=== Written instruction A ===
In the post about swimming lessons and the Aragon Swimming Pool, which family owned the Aragon during the years the author went there?

***** Text block *****

Skip to content

Swimming Lessons and Other Life Lessons

July 11, 2015


Swimming Lessons and Other Life Lessons


by Alice Jane-Marie Massa



NOTE: Since today, July 11, is the 102nd anniversary of my dad’s birth, I dedicate this blog post in loving memory of my dad–James F. Massa.



In the summers of my youth, the Aragon Swimming Pool was a prime attraction. Located on the north end of Clinton, Indiana, and approximately seven miles from my home in Blanford–the Aragon included an especially large pool, two three-foot diving boards, one ten-foot diving board, a children’s swimming (or wading) pool, two areas for sun bathing (before the days of sunscreen as we know of its importance today), two concession areas, a trampoline area (which I especially liked), dressing areas, and a ballroom (where my junior class held the Clinton High School Junior-Senior Prom–“Whispers of the Orient” in May of 1967). Between the parking area and the entrance to the Aragon was a pleasant park with picnic tables, some playground equipment, a shelter with more picnic tables, and a miniature golf course. Throughout the years that I went to the Aragon, it was owned by the Tony Fenoglio family, of Clinton.


While I first started enjoying the Aragon in the mid 1950s, my dad’s association with this huge swimming pool began around 1927 or 1928 when he was employed as a life guard there at age fourteen to fifteen. A few times, he told me the story of his job duty of swimming around the massive pool with a bucket in hand to disperse the chemicals into the water. Of course, my dad was always a strong swimmer.


Somewhat surprisingly, when my father was stationed in California before deploying to Europe during World War II, he met the famous Olympic swimmer (who won five Olympic gold medals from 1924-28) Johnny Weissmuller at the Brown Derby. When Dad met Mr. Weissmuller in 1941, the MGM and RKO star was at the height of his fame in the Tarzan movies. As was typical in those days, Mr. Weissmuller bought my dad, who was dressed in his Army uniform, a drink.

***** Records shown *****

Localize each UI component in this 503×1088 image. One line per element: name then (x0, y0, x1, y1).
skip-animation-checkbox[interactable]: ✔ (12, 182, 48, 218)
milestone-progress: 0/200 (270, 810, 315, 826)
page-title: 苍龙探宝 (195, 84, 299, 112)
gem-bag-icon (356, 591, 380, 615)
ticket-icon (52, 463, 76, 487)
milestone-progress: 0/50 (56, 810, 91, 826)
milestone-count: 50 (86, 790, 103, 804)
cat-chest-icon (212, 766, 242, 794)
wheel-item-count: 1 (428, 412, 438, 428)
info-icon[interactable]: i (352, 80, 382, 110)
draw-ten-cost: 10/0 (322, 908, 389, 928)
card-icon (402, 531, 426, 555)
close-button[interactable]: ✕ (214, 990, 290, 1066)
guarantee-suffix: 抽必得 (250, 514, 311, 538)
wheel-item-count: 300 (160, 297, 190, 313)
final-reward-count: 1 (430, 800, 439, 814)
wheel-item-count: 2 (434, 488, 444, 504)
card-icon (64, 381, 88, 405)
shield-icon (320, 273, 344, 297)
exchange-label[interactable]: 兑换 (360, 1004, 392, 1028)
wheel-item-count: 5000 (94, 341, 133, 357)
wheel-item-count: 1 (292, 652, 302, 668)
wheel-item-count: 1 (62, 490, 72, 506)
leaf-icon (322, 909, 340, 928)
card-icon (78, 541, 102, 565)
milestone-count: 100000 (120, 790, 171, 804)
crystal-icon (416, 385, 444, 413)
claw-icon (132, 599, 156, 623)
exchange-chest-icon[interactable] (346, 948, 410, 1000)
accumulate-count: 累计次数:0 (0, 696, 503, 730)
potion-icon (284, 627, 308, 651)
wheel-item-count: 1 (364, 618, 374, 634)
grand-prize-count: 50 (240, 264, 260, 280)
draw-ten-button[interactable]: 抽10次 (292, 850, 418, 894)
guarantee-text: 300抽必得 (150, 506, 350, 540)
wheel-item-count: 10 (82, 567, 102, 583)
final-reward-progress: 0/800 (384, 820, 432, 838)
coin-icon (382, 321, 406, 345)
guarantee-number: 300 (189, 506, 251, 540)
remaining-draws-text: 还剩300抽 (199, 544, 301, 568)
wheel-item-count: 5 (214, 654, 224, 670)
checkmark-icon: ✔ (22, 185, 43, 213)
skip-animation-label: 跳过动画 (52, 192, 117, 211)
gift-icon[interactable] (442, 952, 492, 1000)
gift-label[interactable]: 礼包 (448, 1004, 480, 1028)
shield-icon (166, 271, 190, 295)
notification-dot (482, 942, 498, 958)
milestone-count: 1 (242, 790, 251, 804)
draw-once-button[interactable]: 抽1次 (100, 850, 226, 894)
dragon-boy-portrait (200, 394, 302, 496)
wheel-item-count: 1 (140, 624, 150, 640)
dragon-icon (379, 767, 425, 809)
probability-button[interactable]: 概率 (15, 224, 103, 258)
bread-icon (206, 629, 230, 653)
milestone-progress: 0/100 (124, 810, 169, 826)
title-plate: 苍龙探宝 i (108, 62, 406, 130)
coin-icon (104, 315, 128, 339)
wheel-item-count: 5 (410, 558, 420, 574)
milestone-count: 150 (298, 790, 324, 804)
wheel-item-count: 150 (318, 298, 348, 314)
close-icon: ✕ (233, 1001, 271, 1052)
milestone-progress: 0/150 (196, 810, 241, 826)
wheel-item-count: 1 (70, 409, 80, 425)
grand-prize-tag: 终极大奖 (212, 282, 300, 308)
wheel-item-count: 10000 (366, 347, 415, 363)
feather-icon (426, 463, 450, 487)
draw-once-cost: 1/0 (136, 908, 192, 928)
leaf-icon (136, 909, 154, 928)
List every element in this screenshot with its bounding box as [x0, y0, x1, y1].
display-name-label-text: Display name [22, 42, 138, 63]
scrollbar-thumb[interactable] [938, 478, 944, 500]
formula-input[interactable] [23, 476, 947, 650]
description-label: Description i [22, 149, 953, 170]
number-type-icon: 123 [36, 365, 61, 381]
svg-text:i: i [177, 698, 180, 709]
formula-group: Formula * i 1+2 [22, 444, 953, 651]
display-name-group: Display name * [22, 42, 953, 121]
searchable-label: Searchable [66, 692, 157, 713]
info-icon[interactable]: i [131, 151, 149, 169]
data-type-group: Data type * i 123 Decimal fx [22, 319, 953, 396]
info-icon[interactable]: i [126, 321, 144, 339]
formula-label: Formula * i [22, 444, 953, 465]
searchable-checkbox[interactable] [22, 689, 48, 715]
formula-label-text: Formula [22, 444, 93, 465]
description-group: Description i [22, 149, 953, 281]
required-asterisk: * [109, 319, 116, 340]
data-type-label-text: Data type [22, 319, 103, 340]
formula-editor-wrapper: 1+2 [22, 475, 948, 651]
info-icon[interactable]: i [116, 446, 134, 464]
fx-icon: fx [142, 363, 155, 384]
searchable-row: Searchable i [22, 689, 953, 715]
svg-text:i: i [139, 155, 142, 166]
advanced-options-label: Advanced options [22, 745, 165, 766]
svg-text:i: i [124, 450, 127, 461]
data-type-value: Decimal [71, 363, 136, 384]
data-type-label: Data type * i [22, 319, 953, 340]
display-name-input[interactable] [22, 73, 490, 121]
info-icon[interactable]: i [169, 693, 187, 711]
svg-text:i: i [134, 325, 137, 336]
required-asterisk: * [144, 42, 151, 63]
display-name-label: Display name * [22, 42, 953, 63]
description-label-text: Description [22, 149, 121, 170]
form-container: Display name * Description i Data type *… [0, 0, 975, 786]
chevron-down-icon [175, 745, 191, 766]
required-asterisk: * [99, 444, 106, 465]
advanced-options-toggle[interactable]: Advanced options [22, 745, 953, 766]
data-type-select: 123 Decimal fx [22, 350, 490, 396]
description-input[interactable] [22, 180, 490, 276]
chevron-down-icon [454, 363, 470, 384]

*****

=== Written instruction B ===
Copy the rows, unchanged, from the first one through the line that contains "milestone-count: 1 (242, 790, 251, 804)".

=== Problem solution A ===
The Tony Fenoglio family, of Clinton.

=== Problem solution B ===
Localize each UI component in this 503×1088 image. One line per element: name then (x0, y0, x1, y1).
skip-animation-checkbox[interactable]: ✔ (12, 182, 48, 218)
milestone-progress: 0/200 (270, 810, 315, 826)
page-title: 苍龙探宝 (195, 84, 299, 112)
gem-bag-icon (356, 591, 380, 615)
ticket-icon (52, 463, 76, 487)
milestone-progress: 0/50 (56, 810, 91, 826)
milestone-count: 50 (86, 790, 103, 804)
cat-chest-icon (212, 766, 242, 794)
wheel-item-count: 1 (428, 412, 438, 428)
info-icon[interactable]: i (352, 80, 382, 110)
draw-ten-cost: 10/0 (322, 908, 389, 928)
card-icon (402, 531, 426, 555)
close-button[interactable]: ✕ (214, 990, 290, 1066)
guarantee-suffix: 抽必得 (250, 514, 311, 538)
wheel-item-count: 300 (160, 297, 190, 313)
final-reward-count: 1 (430, 800, 439, 814)
wheel-item-count: 2 (434, 488, 444, 504)
card-icon (64, 381, 88, 405)
shield-icon (320, 273, 344, 297)
exchange-label[interactable]: 兑换 (360, 1004, 392, 1028)
wheel-item-count: 5000 (94, 341, 133, 357)
wheel-item-count: 1 (292, 652, 302, 668)
wheel-item-count: 1 (62, 490, 72, 506)
leaf-icon (322, 909, 340, 928)
card-icon (78, 541, 102, 565)
milestone-count: 100000 (120, 790, 171, 804)
crystal-icon (416, 385, 444, 413)
claw-icon (132, 599, 156, 623)
exchange-chest-icon[interactable] (346, 948, 410, 1000)
accumulate-count: 累计次数:0 (0, 696, 503, 730)
potion-icon (284, 627, 308, 651)
wheel-item-count: 1 (364, 618, 374, 634)
grand-prize-count: 50 (240, 264, 260, 280)
draw-ten-button[interactable]: 抽10次 (292, 850, 418, 894)
guarantee-text: 300抽必得 (150, 506, 350, 540)
wheel-item-count: 10 (82, 567, 102, 583)
final-reward-progress: 0/800 (384, 820, 432, 838)
coin-icon (382, 321, 406, 345)
guarantee-number: 300 (189, 506, 251, 540)
remaining-draws-text: 还剩300抽 (199, 544, 301, 568)
wheel-item-count: 5 (214, 654, 224, 670)
checkmark-icon: ✔ (22, 185, 43, 213)
skip-animation-label: 跳过动画 (52, 192, 117, 211)
gift-icon[interactable] (442, 952, 492, 1000)
gift-label[interactable]: 礼包 (448, 1004, 480, 1028)
shield-icon (166, 271, 190, 295)
notification-dot (482, 942, 498, 958)
milestone-count: 1 (242, 790, 251, 804)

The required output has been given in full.